A run of records:
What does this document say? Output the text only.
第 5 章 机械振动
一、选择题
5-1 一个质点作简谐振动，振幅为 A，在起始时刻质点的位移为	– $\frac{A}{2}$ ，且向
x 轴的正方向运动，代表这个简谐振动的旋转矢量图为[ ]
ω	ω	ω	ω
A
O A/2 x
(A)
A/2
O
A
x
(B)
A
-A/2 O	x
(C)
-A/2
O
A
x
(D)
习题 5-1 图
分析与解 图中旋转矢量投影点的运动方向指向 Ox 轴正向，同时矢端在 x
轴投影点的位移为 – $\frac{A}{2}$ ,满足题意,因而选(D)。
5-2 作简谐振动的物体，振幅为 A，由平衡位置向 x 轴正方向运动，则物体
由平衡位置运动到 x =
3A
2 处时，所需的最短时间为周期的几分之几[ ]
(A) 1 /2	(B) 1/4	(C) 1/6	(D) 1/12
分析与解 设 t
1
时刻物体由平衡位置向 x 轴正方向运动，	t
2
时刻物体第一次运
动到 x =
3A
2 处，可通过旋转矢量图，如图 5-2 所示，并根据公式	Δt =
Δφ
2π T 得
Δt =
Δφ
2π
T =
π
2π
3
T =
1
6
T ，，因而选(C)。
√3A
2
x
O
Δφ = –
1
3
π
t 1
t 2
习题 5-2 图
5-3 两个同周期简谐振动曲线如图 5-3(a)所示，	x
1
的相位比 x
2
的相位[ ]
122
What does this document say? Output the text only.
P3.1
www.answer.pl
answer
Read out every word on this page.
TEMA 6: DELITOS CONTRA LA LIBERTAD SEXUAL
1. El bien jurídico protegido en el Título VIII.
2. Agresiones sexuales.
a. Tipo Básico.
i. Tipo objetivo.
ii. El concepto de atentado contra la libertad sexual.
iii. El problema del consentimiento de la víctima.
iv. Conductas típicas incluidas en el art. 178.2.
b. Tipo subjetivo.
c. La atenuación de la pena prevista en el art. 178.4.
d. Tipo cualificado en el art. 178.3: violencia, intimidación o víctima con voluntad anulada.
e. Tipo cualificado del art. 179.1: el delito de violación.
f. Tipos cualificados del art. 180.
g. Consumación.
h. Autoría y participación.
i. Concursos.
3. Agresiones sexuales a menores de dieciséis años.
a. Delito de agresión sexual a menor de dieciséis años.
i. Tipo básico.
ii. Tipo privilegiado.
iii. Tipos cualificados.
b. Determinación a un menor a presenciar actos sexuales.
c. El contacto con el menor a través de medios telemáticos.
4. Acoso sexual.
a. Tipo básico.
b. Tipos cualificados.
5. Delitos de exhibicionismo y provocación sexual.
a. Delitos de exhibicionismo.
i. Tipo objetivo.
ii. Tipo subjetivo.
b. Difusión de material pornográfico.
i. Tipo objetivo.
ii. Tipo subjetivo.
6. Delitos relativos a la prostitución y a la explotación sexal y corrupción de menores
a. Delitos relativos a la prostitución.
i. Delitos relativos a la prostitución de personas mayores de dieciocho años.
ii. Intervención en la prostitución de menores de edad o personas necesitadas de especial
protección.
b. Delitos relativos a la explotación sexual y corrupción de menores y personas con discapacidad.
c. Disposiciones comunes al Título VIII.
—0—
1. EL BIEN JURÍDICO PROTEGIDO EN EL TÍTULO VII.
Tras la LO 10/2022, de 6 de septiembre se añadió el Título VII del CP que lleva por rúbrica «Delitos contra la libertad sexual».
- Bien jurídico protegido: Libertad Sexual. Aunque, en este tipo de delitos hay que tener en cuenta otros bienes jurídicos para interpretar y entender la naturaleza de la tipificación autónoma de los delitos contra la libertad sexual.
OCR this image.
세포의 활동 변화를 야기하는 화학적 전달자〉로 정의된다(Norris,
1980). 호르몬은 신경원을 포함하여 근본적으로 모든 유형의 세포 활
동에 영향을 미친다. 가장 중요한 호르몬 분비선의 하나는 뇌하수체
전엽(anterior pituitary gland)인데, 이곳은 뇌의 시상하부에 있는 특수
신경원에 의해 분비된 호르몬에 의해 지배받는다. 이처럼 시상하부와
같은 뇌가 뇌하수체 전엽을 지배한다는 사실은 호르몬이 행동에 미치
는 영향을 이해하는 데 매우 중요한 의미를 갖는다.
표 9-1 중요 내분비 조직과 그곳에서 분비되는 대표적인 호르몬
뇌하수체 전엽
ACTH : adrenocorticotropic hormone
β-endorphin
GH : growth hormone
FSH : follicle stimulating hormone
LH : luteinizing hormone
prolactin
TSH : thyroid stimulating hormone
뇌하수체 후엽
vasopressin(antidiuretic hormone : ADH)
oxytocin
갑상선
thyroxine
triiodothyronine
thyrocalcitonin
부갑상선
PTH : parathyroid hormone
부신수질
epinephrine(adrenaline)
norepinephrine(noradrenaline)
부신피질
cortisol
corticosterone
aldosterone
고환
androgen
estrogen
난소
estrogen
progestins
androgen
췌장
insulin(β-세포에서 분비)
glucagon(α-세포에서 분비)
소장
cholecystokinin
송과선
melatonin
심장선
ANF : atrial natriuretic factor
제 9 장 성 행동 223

TASK DETAILS: Write out all the records above again, exactly as they stand.

RESULT BELOW:
What does this document say? Output the text only.
第 5 章 机械振动
一、选择题
5-1 一个质点作简谐振动，振幅为 A，在起始时刻质点的位移为	– $\frac{A}{2}$ ，且向
x 轴的正方向运动，代表这个简谐振动的旋转矢量图为[ ]
ω	ω	ω	ω
A
O A/2 x
(A)
A/2
O
A
x
(B)
A
-A/2 O	x
(C)
-A/2
O
A
x
(D)
习题 5-1 图
分析与解 图中旋转矢量投影点的运动方向指向 Ox 轴正向，同时矢端在 x
轴投影点的位移为 – $\frac{A}{2}$ ,满足题意,因而选(D)。
5-2 作简谐振动的物体，振幅为 A，由平衡位置向 x 轴正方向运动，则物体
由平衡位置运动到 x =
3A
2 处时，所需的最短时间为周期的几分之几[ ]
(A) 1 /2	(B) 1/4	(C) 1/6	(D) 1/12
分析与解 设 t
1
时刻物体由平衡位置向 x 轴正方向运动，	t
2
时刻物体第一次运
动到 x =
3A
2 处，可通过旋转矢量图，如图 5-2 所示，并根据公式	Δt =
Δφ
2π T 得
Δt =
Δφ
2π
T =
π
2π
3
T =
1
6
T ，，因而选(C)。
√3A
2
x
O
Δφ = –
1
3
π
t 1
t 2
习题 5-2 图
5-3 两个同周期简谐振动曲线如图 5-3(a)所示，	x
1
的相位比 x
2
的相位[ ]
122
What does this document say? Output the text only.
P3.1
www.answer.pl
answer
Read out every word on this page.
TEMA 6: DELITOS CONTRA LA LIBERTAD SEXUAL
1. El bien jurídico protegido en el Título VIII.
2. Agresiones sexuales.
a. Tipo Básico.
i. Tipo objetivo.
ii. El concepto de atentado contra la libertad sexual.
iii. El problema del consentimiento de la víctima.
iv. Conductas típicas incluidas en el art. 178.2.
b. Tipo subjetivo.
c. La atenuación de la pena prevista en el art. 178.4.
d. Tipo cualificado en el art. 178.3: violencia, intimidación o víctima con voluntad anulada.
e. Tipo cualificado del art. 179.1: el delito de violación.
f. Tipos cualificados del art. 180.
g. Consumación.
h. Autoría y participación.
i. Concursos.
3. Agresiones sexuales a menores de dieciséis años.
a. Delito de agresión sexual a menor de dieciséis años.
i. Tipo básico.
ii. Tipo privilegiado.
iii. Tipos cualificados.
b. Determinación a un menor a presenciar actos sexuales.
c. El contacto con el menor a través de medios telemáticos.
4. Acoso sexual.
a. Tipo básico.
b. Tipos cualificados.
5. Delitos de exhibicionismo y provocación sexual.
a. Delitos de exhibicionismo.
i. Tipo objetivo.
ii. Tipo subjetivo.
b. Difusión de material pornográfico.
i. Tipo objetivo.
ii. Tipo subjetivo.
6. Delitos relativos a la prostitución y a la explotación sexal y corrupción de menores
a. Delitos relativos a la prostitución.
i. Delitos relativos a la prostitución de personas mayores de dieciocho años.
ii. Intervención en la prostitución de menores de edad o personas necesitadas de especial
protección.
b. Delitos relativos a la explotación sexual y corrupción de menores y personas con discapacidad.
c. Disposiciones comunes al Título VIII.
—0—
1. EL BIEN JURÍDICO PROTEGIDO EN EL TÍTULO VII.
Tras la LO 10/2022, de 6 de septiembre se añadió el Título VII del CP que lleva por rúbrica «Delitos contra la libertad sexual».
- Bien jurídico protegido: Libertad Sexual. Aunque, en este tipo de delitos hay que tener en cuenta otros bienes jurídicos para interpretar y entender la naturaleza de la tipificación autónoma de los delitos contra la libertad sexual.
OCR this image.
세포의 활동 변화를 야기하는 화학적 전달자〉로 정의된다(Norris,
1980). 호르몬은 신경원을 포함하여 근본적으로 모든 유형의 세포 활
동에 영향을 미친다. 가장 중요한 호르몬 분비선의 하나는 뇌하수체
전엽(anterior pituitary gland)인데, 이곳은 뇌의 시상하부에 있는 특수
신경원에 의해 분비된 호르몬에 의해 지배받는다. 이처럼 시상하부와
같은 뇌가 뇌하수체 전엽을 지배한다는 사실은 호르몬이 행동에 미치
는 영향을 이해하는 데 매우 중요한 의미를 갖는다.
표 9-1 중요 내분비 조직과 그곳에서 분비되는 대표적인 호르몬
뇌하수체 전엽
ACTH : adrenocorticotropic hormone
β-endorphin
GH : growth hormone
FSH : follicle stimulating hormone
LH : luteinizing hormone
prolactin
TSH : thyroid stimulating hormone
뇌하수체 후엽
vasopressin(antidiuretic hormone : ADH)
oxytocin
갑상선
thyroxine
triiodothyronine
thyrocalcitonin
부갑상선
PTH : parathyroid hormone
부신수질
epinephrine(adrenaline)
norepinephrine(noradrenaline)
부신피질
cortisol
corticosterone
aldosterone
고환
androgen
estrogen
난소
estrogen
progestins
androgen
췌장
insulin(β-세포에서 분비)
glucagon(α-세포에서 분비)
소장
cholecystokinin
송과선
melatonin
심장선
ANF : atrial natriuretic factor
제 9 장 성 행동 223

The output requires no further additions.